## What the task requires
Could you copy every line from the material below in which "text" appears?
--- begin Supplied information ---
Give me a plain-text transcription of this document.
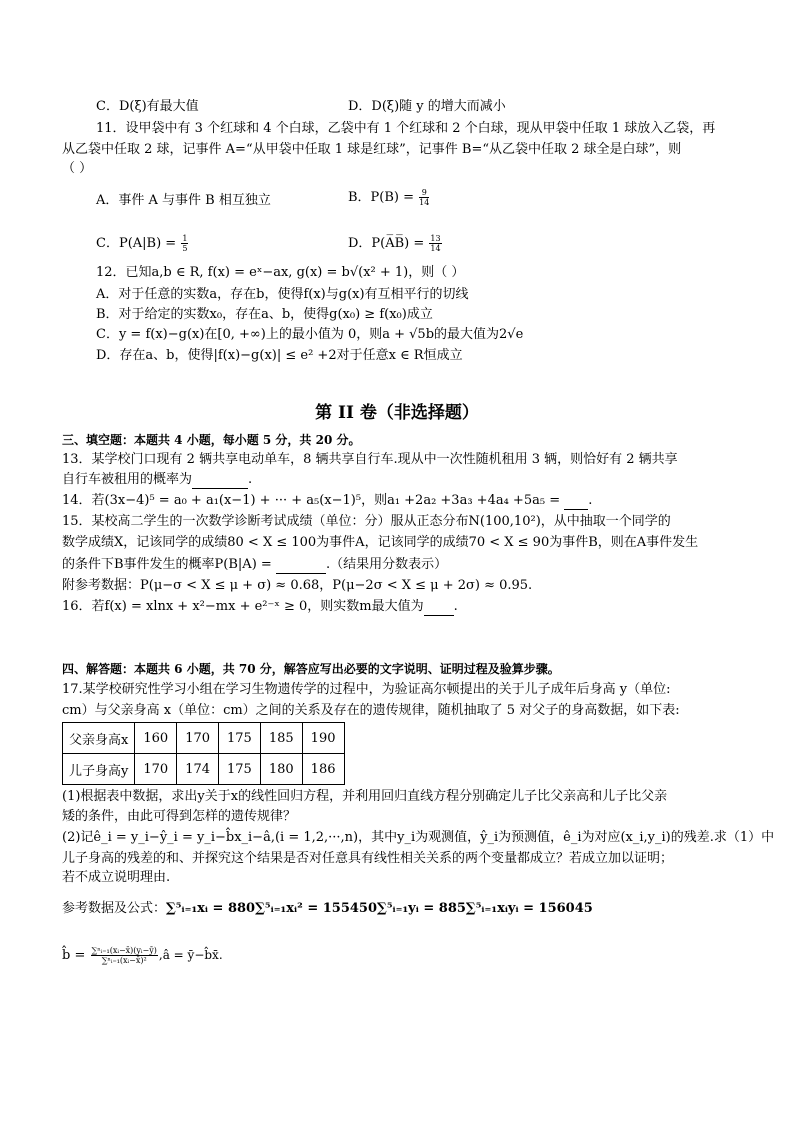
C．D(ξ)有最大值	D．D(ξ)随 y 的增大而减小
11．设甲袋中有 3 个红球和 4 个白球，乙袋中有 1 个红球和 2 个白球，现从甲袋中任取 1 球放入乙袋，再
从乙袋中任取 2 球，记事件 A=“从甲袋中任取 1 球是红球”，记事件 B=“从乙袋中任取 2 球全是白球”，则
（ ）
A．事件 A 与事件 B 相互独立	B．$P(B) = \frac{9}{14}$
C．$P(A|B) = \frac{1}{5}$	D．P(A̅B̅) = $\frac{13}{14}$
12．已知a,b ∈ R, f(x) = eˣ−ax, g(x) = b√(x² + 1)，则（ ）
A．对于任意的实数a，存在b，使得f(x)与g(x)有互相平行的切线
B．对于给定的实数x₀，存在a、b，使得g(x₀) ≥ f(x₀)成立
C．y = f(x)−g(x)在[0, +∞)上的最小值为 0，则a + √5b的最大值为2√e
D．存在a、b，使得|f(x)−g(x)| ≤ e² +2对于任意x ∈ R恒成立
第 II 卷（非选择题）
三、填空题：本题共 4 小题，每小题 5 分，共 20 分。
13．某学校门口现有 2 辆共享电动单车，8 辆共享自行车.现从中一次性随机租用 3 辆，则恰好有 2 辆共享
自行车被租用的概率为	.
14．若(3x−4)⁵ = a₀ + a₁(x−1) + ··· + a₅(x−1)⁵，则a₁ +2a₂ +3a₃ +4a₄ +5a₅ = .
15．某校高二学生的一次数学诊断考试成绩（单位：分）服从正态分布N(100,10²)，从中抽取一个同学的
数学成绩X，记该同学的成绩80 < X ≤ 100为事件A，记该同学的成绩70 < X ≤ 90为事件B，则在A事件发生
的条件下B事件发生的概率P(B|A) =	.（结果用分数表示）
附参考数据：P(μ−σ < X ≤ μ + σ) ≈ 0.68，P(μ−2σ < X ≤ μ + 2σ) ≈ 0.95.
16．若f(x) = xlnx + x²−mx + e²⁻ˣ ≥ 0，则实数m最大值为 .
四、解答题：本题共 6 小题，共 70 分，解答应写出必要的文字说明、证明过程及验算步骤。
17.某学校研究性学习小组在学习生物遗传学的过程中，为验证高尔顿提出的关于儿子成年后身高 y（单位:
cm）与父亲身高 x（单位：cm）之间的关系及存在的遗传规律，随机抽取了 5 对父子的身高数据，如下表:
父亲身高x	160	170	175	185	190
儿子身高y	170	174	175	180	186
(1)根据表中数据，求出y关于x的线性回归方程，并利用回归直线方程分别确定儿子比父亲高和儿子比父亲
矮的条件，由此可得到怎样的遗传规律？
(2)记ê_i = y_i−ŷ_i = y_i−b̂x_i−â,(i = 1,2,···,n)，其中y_i为观测值，ŷ_i为预测值，ê_i为对应(x_i,y_i)的残差.求（1）中
儿子身高的残差的和、并探究这个结果是否对任意具有线性相关关系的两个变量都成立？若成立加以证明；
若不成立说明理由.
参考数据及公式：∑⁵ᵢ₌₁xᵢ = 880∑⁵ᵢ₌₁xᵢ² = 155450∑⁵ᵢ₌₁yᵢ = 885∑⁵ᵢ₌₁xᵢyᵢ = 156045
b̂ = $\frac{\text{∑ⁿᵢ₌₁(xᵢ−x̄)(yᵢ−ȳ)}}{\text{∑ⁿᵢ₌₁(xᵢ−x̄)²}}$ ,â = ȳ−b̂x̄.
--- end Supplied information ---
## The response
Give me a plain-text transcription of this document.
b̂ = $\frac{\text{∑ⁿᵢ₌₁(xᵢ−x̄)(yᵢ−ȳ)}}{\text{∑ⁿᵢ₌₁(xᵢ−x̄)²}}$ ,â = ȳ−b̂x̄.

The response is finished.